EXCERPT.
************

How much of success is luck?

It’s amazing how often “luck” comes up when people find out I started Smart Bear.

“You’re lucky to have your own business. I hate my boss.”
“You’re lucky your business is still doing okay in this recession.”
“You’re lucky that you sold your business.”

You’d think they’d be impressed with the hours I put in, with the ideas I had, with the way I handled customers, and with the stress of bootstrapping.

But no, success is “lucky.”

It feels dismissive, perhaps even insulting: It wasn’t you, it was luck. Your decisions weren’t important, your ideas weren’t special; you’re lucky. Anyone could have done the same; time and chance happeneth to them all.

It’s easy to be indignant and dismissive right back:

So when I quit my job and worked 60 hours a week with no pay for years and finally clawed my way out, that was luck?

So when I invented a unique product and built it from scratch and people liked it, that was luck?

So when I cultivated relationships with customers and truly listened to their needs, that was luck?

So when I had the chance to sell my company at a fair price and negotiated a deal that put more money in the pockets of my employees than any other job would have, that was luck?

These retorts are fair, and they demonstrate that it’s not just luck, but if I’m being honest I have to admit that luck still played its part.

Yes I cultivated relationships with customers, but wasn’t it lucky that the customers showed up in the first place? Yes, they found me through my Google Ad, but wasn’t it lucky that I started Smart Bear right when AdWords were new and cheap, when everyone used Google but AdWords weren’t saturated with garbage? Yes, I chose effective, brief marketing messages, but wasn’t it lucky that I had a mentor who had already taught me how to do that?

In fact, I can pick any decision in the history of Smart Bear and the same rhetorical pattern appears. My conclusion: Luck and choice are inextricably linked.

Specifically: Good luck and bad luck are constantly swirling around you. How you use it is not luck.

With successes I always find this decision/luck/decision/luck pattern. But what about failures? At Smart Bear, lots of marketing and advertising attempts flopped. Ads in certain magazines bombed. (I’m withholding names; print media is having a rough enough time as it is.) In some cases I spent many thousands of dollars — which at the time was a significant percentage of revenues — on ads that didn’t net a single sale.

************

Layout coordinate data
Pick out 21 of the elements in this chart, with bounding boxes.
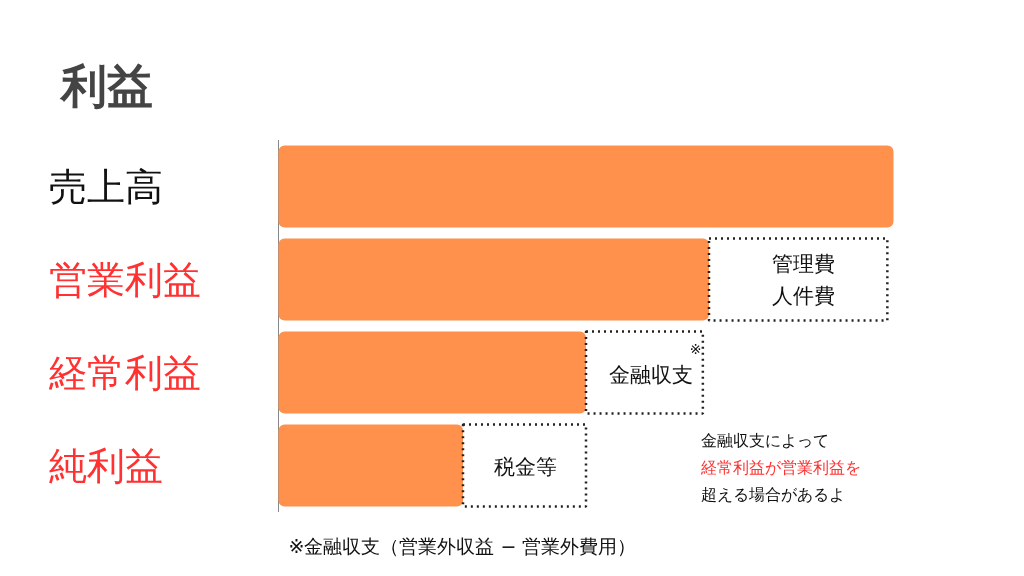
annotation: 経常利益が営業利益を	[699, 458, 861, 477]
annotation: 超える場合があるよ	[700, 485, 845, 504]
text: ※金融収支（営業外収益 − 営業外費用）	[288, 534, 637, 557]
y-tick-label: 営業利益	[48, 257, 201, 302]
y-tick-label: 純利益	[48, 443, 163, 488]
y-tick-label: 売上高	[48, 164, 163, 209]
annotation: 税金等	[494, 454, 557, 479]
bar	[278, 331, 586, 414]
bar	[584, 330, 705, 415]
bar	[461, 423, 588, 508]
annotation: 管理費	[772, 251, 835, 276]
bar	[707, 237, 889, 322]
y-tick-label: 経常利益	[47, 350, 201, 395]
annotation: 金融収支	[608, 362, 693, 387]
bar	[278, 238, 709, 321]
bar	[278, 424, 463, 507]
chart-title: 利益	[58, 58, 153, 113]
annotation: 人件費	[772, 283, 835, 308]
annotation: ※	[689, 340, 702, 357]
bar	[278, 145, 894, 228]
annotation: 金融収支によって	[700, 431, 829, 450]
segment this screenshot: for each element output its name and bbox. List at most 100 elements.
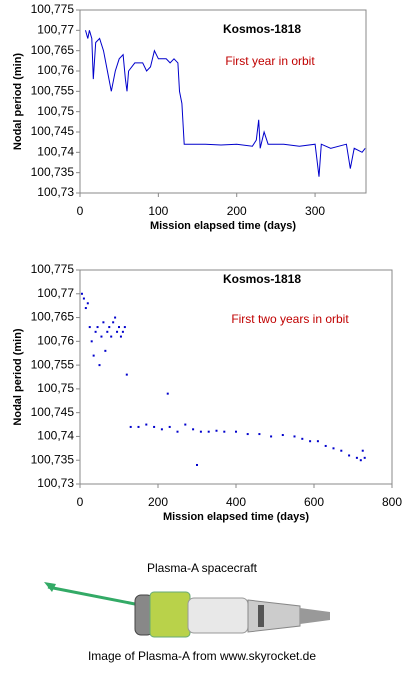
data-point (258, 433, 261, 436)
y-tick-label: 100,765 (31, 43, 75, 57)
data-point (100, 335, 103, 338)
data-point (153, 425, 156, 428)
data-point (361, 449, 364, 452)
data-line (85, 30, 366, 177)
data-point (316, 440, 319, 443)
data-point (96, 326, 99, 329)
data-point (281, 434, 284, 437)
y-tick-label: 100,755 (31, 357, 75, 371)
plot-frame (79, 9, 367, 194)
annotation: Kosmos-1818 (223, 22, 301, 36)
y-tick-label: 100,77 (37, 23, 74, 37)
x-axis-label: Mission elapsed time (days) (150, 220, 296, 232)
data-point (166, 392, 169, 395)
data-point (82, 297, 85, 300)
data-point (116, 330, 119, 333)
y-tick-label: 100,765 (31, 310, 75, 324)
y-tick-label: 100,745 (31, 405, 75, 419)
y-tick-label: 100,74 (37, 145, 74, 159)
y-tick-label: 100,775 (31, 2, 75, 16)
spacecraft-illustration (44, 582, 330, 638)
image-title: Plasma-A spacecraft (147, 561, 258, 575)
data-point (118, 326, 120, 329)
data-point (199, 430, 202, 433)
data-point (112, 321, 115, 324)
x-axis-label: Mission elapsed time (days) (163, 511, 309, 523)
x-tick-label: 0 (77, 495, 84, 509)
y-tick-label: 100,76 (37, 334, 74, 348)
data-point (92, 354, 95, 357)
data-point (108, 326, 111, 329)
data-point (215, 429, 218, 432)
data-point (196, 463, 198, 466)
data-point (104, 349, 107, 352)
annotation: First year in orbit (225, 54, 315, 68)
annotation: First two years in orbit (231, 312, 349, 326)
data-point (293, 435, 296, 438)
y-tick-label: 100,74 (37, 429, 74, 443)
data-point (80, 292, 83, 295)
data-point (102, 321, 105, 324)
data-point (160, 428, 163, 431)
data-point (119, 335, 122, 338)
data-point (309, 440, 312, 443)
plot-frame (79, 269, 393, 485)
data-point (324, 444, 327, 447)
data-point (246, 433, 249, 436)
y-axis-label: Nodal period (min) (12, 328, 24, 426)
data-point (176, 430, 179, 433)
data-point (84, 307, 87, 310)
y-tick-label: 100,77 (37, 286, 74, 300)
y-tick-label: 100,73 (37, 185, 74, 199)
x-tick-label: 600 (304, 495, 324, 509)
y-tick-label: 100,75 (37, 104, 74, 118)
data-point (355, 456, 358, 459)
y-tick-label: 100,73 (37, 476, 74, 490)
x-tick-label: 800 (382, 495, 402, 509)
data-point (125, 373, 128, 376)
x-tick-label: 400 (226, 495, 246, 509)
data-point (235, 430, 237, 433)
y-tick-label: 100,76 (37, 63, 74, 77)
data-point (98, 364, 101, 367)
data-point (207, 430, 210, 433)
y-tick-label: 100,735 (31, 452, 75, 466)
data-point (332, 447, 335, 450)
data-point (270, 435, 273, 438)
data-point (114, 316, 117, 319)
data-point (145, 423, 148, 426)
data-point (137, 425, 140, 428)
data-point (123, 326, 126, 329)
data-point (363, 456, 366, 459)
data-point (106, 330, 109, 333)
y-axis-label: Nodal period (min) (12, 53, 24, 151)
data-point (86, 302, 89, 305)
data-point (184, 423, 187, 426)
data-point (301, 437, 304, 440)
x-tick-label: 300 (305, 204, 325, 218)
data-point (340, 449, 343, 452)
data-point (110, 335, 113, 338)
y-tick-label: 100,735 (31, 165, 75, 179)
x-tick-label: 200 (227, 204, 247, 218)
data-point (88, 326, 91, 329)
y-tick-label: 100,775 (31, 262, 75, 276)
y-tick-label: 100,755 (31, 84, 75, 98)
data-point (90, 340, 93, 343)
data-point (192, 428, 195, 431)
data-point (94, 330, 97, 333)
x-tick-label: 200 (148, 495, 168, 509)
data-point (223, 430, 226, 433)
y-tick-label: 100,745 (31, 124, 75, 138)
data-point (348, 454, 351, 457)
data-point (359, 459, 362, 462)
annotation: Kosmos-1818 (223, 272, 301, 286)
y-tick-label: 100,75 (37, 381, 74, 395)
x-tick-label: 0 (77, 204, 84, 218)
image-credit: Image of Plasma-A from www.skyrocket.de (88, 649, 316, 663)
data-point (168, 425, 171, 428)
x-tick-label: 100 (148, 204, 168, 218)
data-point (121, 330, 124, 333)
data-point (129, 425, 132, 428)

************

THE TASKS.
1. Based on the essay on luck, say whether each statement agrees with it. Answer yes or no, and quote the words that decide it.
(a) The author started Smart Bear at a time when AdWords were new and cheap.
(b) The author names the magazines whose ads failed.
(c) The author concludes that luck and choice are separate from each other.
2. Using the essay on luck, answer each question briefly.
(a) What business did the author start?
(b) How many hours a week did the author work with no pay after quitting his job?
(c) Who taught the author to write effective, brief marketing messages?
3. Turn the paragraph of the essay on luck that begins "Yes I cultivated relationships with customers" into a short list that keeps its main facts.

TASK SOLUTIONS.
1.
(a) Yes: "I started Smart Bear right when AdWords were new and cheap"
(b) No: "I’m withholding names; print media is having a rough enough time as it is."
(c) No: "Luck and choice are inextricably linked."

2.
(a) Smart Bear
(b) 60 hours a week
(c) A mentor

3.
- The author cultivated relationships with customers, but it was lucky that customers showed up at all.
- Customers found him through his Google Ad, and it was lucky that he started Smart Bear when AdWords were new and cheap, widely seen, and not yet saturated with garbage.
- He chose effective, brief marketing messages, but it was lucky that a mentor had already taught him how.